DOCUMENT:
/---

By a libel in Admiralty Hastings sought to recover damages for injuries he sustained when he slipped and fell upon a ramp designed for the launching of small boats in Pamlico Sound, North Carolina. At the time, he was attempting to launch his own small outboard motor boat, and he was standing in the navigable waters of the Sound when the accident occurred.
We think the District Court properly dismissed the libel as not being within the Admiralty jurisdiction.
The boat launching ramp, owned by Mann, the operator of the small boat marina, was provided for the convenience of his patrons in launching and retrieving their small boats, for which each patron paid a fee of one dollar. The ramp followed the slope of the land from a point some distance above high water to a point well below low water. No portion of it was afloat, for the underwater portion of the launching ramp was securely fastened to the bottom. It was an extension of the land, and there is no jurisdiction in Admiralty to award damages for injuries suffered upon it, unless caused by a vessel.
Traditionally, Admiralty’s jurisdiction to grant redress for maritime wrongs was limited to those in which the harmful effect of the wrong was suffered at sea. It was thus held in The Plymouth,
The rule of The Plymouth has been modified, of course, by the Admiralty Jurisdiction Extension Act of 1948. 1 That statute gives Admiralty jurisdiction of such torts when caused by a vessel on navigable waters. The traditional distinctions remain, however, to limit Admiralty’s jurisdiction when the instrumentality which caused the wrong was not a vessel on navigable waters.
In The Plymouth, the fire-damaged pier was treated as land. Since then, it has been uniformly held that piers, docks, wharves and similar structures extending over navigable waters are extensions of land, though their use and purpose be maritime. Damage to such structures and personal injuries suffered by persons while upon such structures are not compensable in Admiralty, unless, under the 1948 Act, caused by a vessel on navigable waters. 2
To come within the land extension rule, of course, the structure must be firmly attached to the land. A vessel moored to a dock does not become an extension of the land nor do other structures secured to the shore by cables, or other temporary means. 3
Lighthouses, beacons, buoys and other navigational aids are not encompassed within the land extension doctrine. 4 Usually, they are surrounded by water and they have historically been regarded as subjects of Admiralty jurisdiction. They are readily distinguishable from piers and wharves extending over navigable waters and designed and used for the purpose of providing access to vessels afloat for people and land based vehicles and equipment.
*912 The launching ramp with which we deal differs, of course, from a pier or wharf, the seaward portions of which extend over navigable waters but the surfaces of which are not beneath them. That difference is immaterial. Launching ramps, both in their seaward and land portions, are as firmly fixed to the land as is the pier or the wharf. They are designed to permit land based trailers to approach to, or beyond, the water’s edge so as to facilitate the launching or the recovery of the boats they are designed to carry. Their purpose and their use are as an extension of land, providing a firm means of closer approach to deep waters for boat-carrying, land based vehicles and for the people who handle them. In the application of the land extension doctrine, there appears no logical basis for distinction between a partially submerged ramp and a pier, the surface of which is dry.

\---

WRITTEN REQUEST:
Translate this sentence from the court opinion into Spanish: "We think the District Court properly dismissed the libel as not being within the Admiralty jurisdiction." The listing comes from another source, unrelated to the court opinion.

DATA BLOCK:
/---

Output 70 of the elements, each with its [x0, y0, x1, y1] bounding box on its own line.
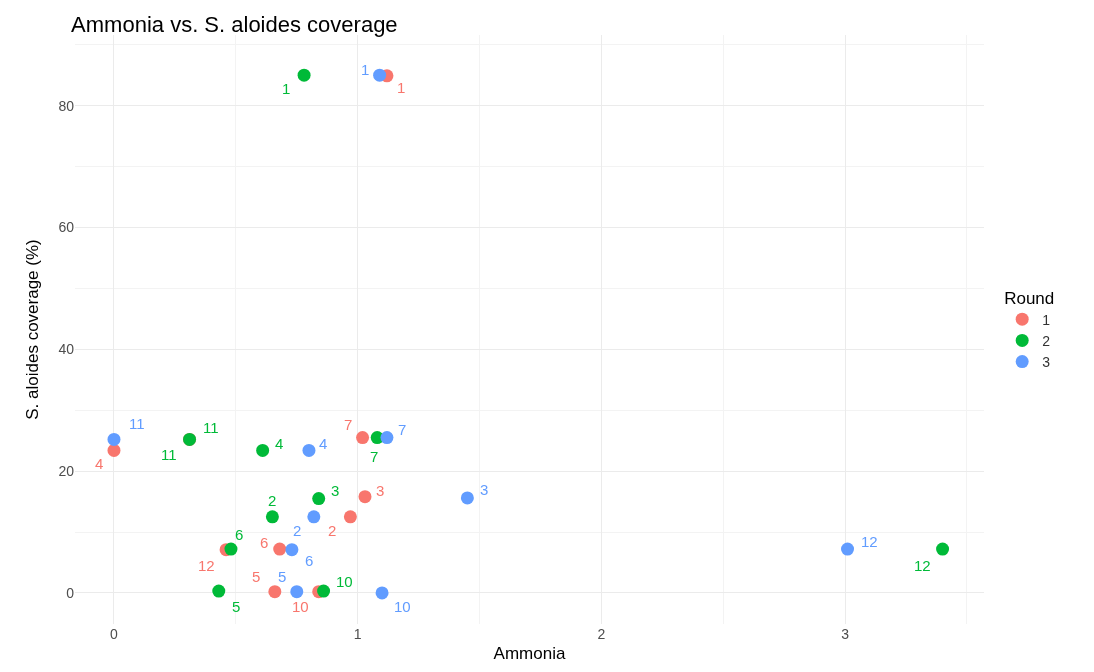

\---

FINAL RESULT:
Consideramos que el Tribunal de Distrito desestimó correctamente la demanda por no estar comprendida dentro de la jurisdicción del Almirantazgo.